In the passage on graph convolutional networks, what can be added to enhance the graph-level outputs?

■ **Excerpted passage**:
▬▬▬
Table 3 Distance norms employed to convert dataset to graph representation
Table 4 Definitions of topological features in graph theory

We propose an approach that uses topological features extracted from a graph representation of the dataset. These topological features can be integrated with original features to enhance the useful graph information and find correlations between instances. Table 4 presents definitions of the topological features used in this research. These features are employed with the ML classification models to improve the accuracy of the classifier.

Employing graph convolutional network

Recently, graph-based DL models, particularly GCNs, have achieved excellent performance compared with several ML-based methodologies in solving complex problems (Zhang et al., 2019). Moreover, GCNs have attained a novel ability to understand graph-based representations and provide robust performance in many complex and unsolved problems (Zhang et al., 2019). This study aims to utilize the power of GCNs with the combination of graph-based topological features to conduct node classification. According to the training idea of Kipf and Welling (2016), the objective of a GCN is to learn the features of a graph \(G = (V, E)\) from a description of the graph structure as an adjacency matrix A and a feature descriptor \(f_v\) for each node v, as summarized in a feature matrix S.

Using the above set of inputs, the GCN produces a unique output Y, which is a \(l \times o\) feature matrix in which o is the number of output features per node, \(Y = \{ y_{a,b}: z_{a,b} \in {\mathbb {R}}, a=\overline{1,l}, b=\overline{1,o} \}\)). The graph-level outputs can be enhanced by adding pooling layers (Duvenaud et al., 2015). Thus, each of the neural network layers can be described as a nonlinear function of the form

$$P^{(q+1)}=f(P^{(q)},A), q =\overline{0,Q},$$
(1)
▬▬▬
(Layout annotation data)
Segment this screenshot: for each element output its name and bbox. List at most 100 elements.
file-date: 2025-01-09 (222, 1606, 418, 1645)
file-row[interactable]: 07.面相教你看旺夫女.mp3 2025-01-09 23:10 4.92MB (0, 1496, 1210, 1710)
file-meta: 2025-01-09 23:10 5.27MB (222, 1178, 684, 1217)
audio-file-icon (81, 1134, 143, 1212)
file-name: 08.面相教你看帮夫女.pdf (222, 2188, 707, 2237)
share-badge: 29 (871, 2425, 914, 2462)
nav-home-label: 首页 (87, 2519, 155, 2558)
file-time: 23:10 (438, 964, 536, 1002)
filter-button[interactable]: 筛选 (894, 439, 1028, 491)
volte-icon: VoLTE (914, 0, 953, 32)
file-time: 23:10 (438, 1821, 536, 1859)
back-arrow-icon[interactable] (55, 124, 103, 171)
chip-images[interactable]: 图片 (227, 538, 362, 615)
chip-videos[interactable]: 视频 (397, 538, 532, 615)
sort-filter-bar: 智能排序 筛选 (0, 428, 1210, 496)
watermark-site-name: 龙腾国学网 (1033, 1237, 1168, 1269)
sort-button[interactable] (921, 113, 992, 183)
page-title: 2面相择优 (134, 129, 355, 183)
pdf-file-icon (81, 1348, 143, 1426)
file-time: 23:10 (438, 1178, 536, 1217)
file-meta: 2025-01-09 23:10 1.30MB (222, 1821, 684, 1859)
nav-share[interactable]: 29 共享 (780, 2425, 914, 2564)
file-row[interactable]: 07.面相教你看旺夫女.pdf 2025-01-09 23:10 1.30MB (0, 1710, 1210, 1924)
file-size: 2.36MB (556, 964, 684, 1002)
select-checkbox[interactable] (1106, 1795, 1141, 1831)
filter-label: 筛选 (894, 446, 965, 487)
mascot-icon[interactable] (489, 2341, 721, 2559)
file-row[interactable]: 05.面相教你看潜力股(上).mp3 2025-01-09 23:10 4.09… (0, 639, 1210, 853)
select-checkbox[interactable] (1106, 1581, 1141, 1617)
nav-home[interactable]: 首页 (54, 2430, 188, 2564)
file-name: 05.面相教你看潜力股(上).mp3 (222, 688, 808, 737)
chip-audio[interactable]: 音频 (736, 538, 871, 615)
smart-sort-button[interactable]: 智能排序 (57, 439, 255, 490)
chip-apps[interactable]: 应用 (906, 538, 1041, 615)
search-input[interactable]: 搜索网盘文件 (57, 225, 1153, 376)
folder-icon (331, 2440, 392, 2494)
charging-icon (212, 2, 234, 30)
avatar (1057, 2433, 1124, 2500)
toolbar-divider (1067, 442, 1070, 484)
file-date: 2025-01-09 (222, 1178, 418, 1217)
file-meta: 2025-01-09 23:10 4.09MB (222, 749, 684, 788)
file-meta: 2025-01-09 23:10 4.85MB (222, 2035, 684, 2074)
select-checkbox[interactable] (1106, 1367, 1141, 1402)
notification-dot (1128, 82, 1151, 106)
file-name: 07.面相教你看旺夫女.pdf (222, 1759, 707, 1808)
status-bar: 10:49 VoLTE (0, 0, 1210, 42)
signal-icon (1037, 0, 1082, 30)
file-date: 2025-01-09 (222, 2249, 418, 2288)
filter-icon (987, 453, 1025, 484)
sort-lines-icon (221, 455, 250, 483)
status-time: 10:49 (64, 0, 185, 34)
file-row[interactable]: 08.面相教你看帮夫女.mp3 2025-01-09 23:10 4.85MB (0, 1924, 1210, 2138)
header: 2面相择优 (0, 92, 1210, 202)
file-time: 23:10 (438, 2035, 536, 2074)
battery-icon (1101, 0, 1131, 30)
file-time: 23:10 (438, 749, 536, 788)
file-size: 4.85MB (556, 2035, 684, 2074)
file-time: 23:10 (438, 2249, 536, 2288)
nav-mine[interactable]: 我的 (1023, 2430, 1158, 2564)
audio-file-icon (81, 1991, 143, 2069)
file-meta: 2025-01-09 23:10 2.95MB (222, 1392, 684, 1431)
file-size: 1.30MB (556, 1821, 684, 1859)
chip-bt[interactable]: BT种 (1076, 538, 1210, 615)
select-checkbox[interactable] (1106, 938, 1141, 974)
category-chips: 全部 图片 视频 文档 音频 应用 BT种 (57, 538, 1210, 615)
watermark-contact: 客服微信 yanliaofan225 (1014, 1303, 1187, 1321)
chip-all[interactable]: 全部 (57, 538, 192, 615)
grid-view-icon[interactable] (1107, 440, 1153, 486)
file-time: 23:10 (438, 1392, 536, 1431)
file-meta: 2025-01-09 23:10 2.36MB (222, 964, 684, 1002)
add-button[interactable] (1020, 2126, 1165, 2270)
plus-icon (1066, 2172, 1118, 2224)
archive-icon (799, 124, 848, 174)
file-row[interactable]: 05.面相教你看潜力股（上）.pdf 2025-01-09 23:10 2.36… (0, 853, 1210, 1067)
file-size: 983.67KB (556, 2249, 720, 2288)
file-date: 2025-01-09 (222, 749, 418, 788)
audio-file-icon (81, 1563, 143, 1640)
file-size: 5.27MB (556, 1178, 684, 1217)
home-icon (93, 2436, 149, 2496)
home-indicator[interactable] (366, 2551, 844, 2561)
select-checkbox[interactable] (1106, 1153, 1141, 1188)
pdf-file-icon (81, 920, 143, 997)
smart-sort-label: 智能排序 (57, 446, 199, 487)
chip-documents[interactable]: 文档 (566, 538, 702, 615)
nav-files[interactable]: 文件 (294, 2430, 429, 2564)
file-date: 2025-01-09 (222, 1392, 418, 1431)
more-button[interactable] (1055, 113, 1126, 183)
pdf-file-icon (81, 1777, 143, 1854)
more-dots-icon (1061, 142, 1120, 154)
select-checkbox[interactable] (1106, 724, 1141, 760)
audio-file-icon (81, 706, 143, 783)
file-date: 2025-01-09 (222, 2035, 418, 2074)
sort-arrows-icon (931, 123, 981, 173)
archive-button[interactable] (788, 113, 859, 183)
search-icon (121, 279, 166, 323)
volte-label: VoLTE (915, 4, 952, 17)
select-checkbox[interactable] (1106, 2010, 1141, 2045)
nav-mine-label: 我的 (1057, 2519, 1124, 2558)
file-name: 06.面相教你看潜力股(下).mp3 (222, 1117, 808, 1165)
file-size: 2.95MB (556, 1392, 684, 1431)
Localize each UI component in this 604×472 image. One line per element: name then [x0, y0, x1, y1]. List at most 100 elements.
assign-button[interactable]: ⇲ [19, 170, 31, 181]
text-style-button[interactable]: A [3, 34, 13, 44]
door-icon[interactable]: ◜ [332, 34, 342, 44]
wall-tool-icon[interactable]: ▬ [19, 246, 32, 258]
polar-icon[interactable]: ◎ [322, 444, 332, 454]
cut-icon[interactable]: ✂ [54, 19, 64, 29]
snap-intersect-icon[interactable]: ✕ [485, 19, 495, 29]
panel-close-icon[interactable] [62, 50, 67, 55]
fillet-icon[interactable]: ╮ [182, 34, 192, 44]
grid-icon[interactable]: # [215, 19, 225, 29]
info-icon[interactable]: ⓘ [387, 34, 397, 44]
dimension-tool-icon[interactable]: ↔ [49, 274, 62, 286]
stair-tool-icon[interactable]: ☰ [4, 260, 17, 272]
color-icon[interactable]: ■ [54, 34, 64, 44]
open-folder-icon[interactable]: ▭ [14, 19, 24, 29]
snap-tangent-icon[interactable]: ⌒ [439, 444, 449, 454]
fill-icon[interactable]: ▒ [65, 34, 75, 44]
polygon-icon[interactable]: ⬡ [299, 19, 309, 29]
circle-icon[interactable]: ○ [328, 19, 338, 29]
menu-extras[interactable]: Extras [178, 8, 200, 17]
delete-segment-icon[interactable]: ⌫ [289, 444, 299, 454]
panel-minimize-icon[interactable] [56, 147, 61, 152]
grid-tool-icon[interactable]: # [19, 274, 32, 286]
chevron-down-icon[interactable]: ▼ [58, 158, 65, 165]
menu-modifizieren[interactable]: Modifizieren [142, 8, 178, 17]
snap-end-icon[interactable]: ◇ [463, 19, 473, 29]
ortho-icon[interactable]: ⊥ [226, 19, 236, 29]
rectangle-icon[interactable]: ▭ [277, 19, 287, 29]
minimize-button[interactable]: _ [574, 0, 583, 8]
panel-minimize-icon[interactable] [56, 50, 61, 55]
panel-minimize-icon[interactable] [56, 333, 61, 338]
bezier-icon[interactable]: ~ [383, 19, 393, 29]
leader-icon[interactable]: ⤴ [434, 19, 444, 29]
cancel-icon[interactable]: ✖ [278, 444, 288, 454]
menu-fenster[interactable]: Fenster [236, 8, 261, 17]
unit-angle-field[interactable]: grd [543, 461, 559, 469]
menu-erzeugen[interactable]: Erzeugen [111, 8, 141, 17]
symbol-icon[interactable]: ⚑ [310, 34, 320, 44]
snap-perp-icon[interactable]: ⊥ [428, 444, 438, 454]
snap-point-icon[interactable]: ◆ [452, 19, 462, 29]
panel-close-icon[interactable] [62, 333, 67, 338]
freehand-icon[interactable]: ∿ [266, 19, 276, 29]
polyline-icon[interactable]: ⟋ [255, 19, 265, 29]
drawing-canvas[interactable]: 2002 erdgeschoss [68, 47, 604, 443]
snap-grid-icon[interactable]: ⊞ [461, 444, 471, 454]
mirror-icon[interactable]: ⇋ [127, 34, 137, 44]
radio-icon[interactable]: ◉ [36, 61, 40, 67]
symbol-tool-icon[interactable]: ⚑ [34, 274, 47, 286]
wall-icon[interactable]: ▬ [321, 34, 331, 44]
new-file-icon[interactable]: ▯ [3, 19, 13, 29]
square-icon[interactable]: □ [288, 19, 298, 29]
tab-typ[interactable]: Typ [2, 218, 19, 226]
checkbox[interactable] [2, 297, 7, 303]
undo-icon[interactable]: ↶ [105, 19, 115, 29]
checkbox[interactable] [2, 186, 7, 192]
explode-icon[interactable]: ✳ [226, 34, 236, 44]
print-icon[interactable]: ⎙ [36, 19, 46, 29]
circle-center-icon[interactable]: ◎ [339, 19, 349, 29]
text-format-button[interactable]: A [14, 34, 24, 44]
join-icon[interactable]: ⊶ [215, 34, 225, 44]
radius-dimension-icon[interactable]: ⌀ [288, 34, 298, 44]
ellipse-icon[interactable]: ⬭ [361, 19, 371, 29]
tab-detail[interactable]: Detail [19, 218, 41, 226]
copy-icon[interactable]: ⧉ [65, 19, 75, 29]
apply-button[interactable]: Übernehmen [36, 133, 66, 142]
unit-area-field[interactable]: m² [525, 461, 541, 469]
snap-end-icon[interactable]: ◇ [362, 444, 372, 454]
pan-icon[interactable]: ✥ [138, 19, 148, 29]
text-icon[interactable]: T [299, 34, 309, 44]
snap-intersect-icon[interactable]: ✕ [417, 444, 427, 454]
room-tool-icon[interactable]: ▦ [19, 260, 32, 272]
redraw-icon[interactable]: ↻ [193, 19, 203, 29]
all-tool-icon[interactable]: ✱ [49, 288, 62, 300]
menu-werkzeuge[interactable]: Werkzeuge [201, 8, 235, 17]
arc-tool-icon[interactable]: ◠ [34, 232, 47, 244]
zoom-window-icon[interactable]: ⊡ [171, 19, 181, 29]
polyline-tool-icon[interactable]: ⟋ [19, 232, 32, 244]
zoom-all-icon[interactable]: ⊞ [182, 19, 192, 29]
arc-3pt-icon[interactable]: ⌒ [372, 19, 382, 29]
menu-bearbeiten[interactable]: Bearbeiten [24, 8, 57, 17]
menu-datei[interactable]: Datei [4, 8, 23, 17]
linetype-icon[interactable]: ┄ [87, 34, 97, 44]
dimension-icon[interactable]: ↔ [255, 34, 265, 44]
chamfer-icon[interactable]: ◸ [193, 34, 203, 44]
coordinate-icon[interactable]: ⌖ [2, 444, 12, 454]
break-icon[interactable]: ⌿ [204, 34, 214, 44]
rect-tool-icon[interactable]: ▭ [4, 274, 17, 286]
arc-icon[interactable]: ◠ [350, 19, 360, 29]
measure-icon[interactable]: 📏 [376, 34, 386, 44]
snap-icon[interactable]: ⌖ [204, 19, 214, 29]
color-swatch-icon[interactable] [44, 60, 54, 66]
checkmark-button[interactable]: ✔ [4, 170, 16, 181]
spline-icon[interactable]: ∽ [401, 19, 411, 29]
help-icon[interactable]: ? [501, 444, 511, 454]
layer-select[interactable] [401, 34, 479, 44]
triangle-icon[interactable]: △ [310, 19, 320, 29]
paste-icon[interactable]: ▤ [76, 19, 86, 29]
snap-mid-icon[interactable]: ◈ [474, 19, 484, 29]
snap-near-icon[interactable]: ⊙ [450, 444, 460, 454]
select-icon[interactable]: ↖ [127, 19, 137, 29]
▬▬▬
■ **Complete response**: Pooling layers.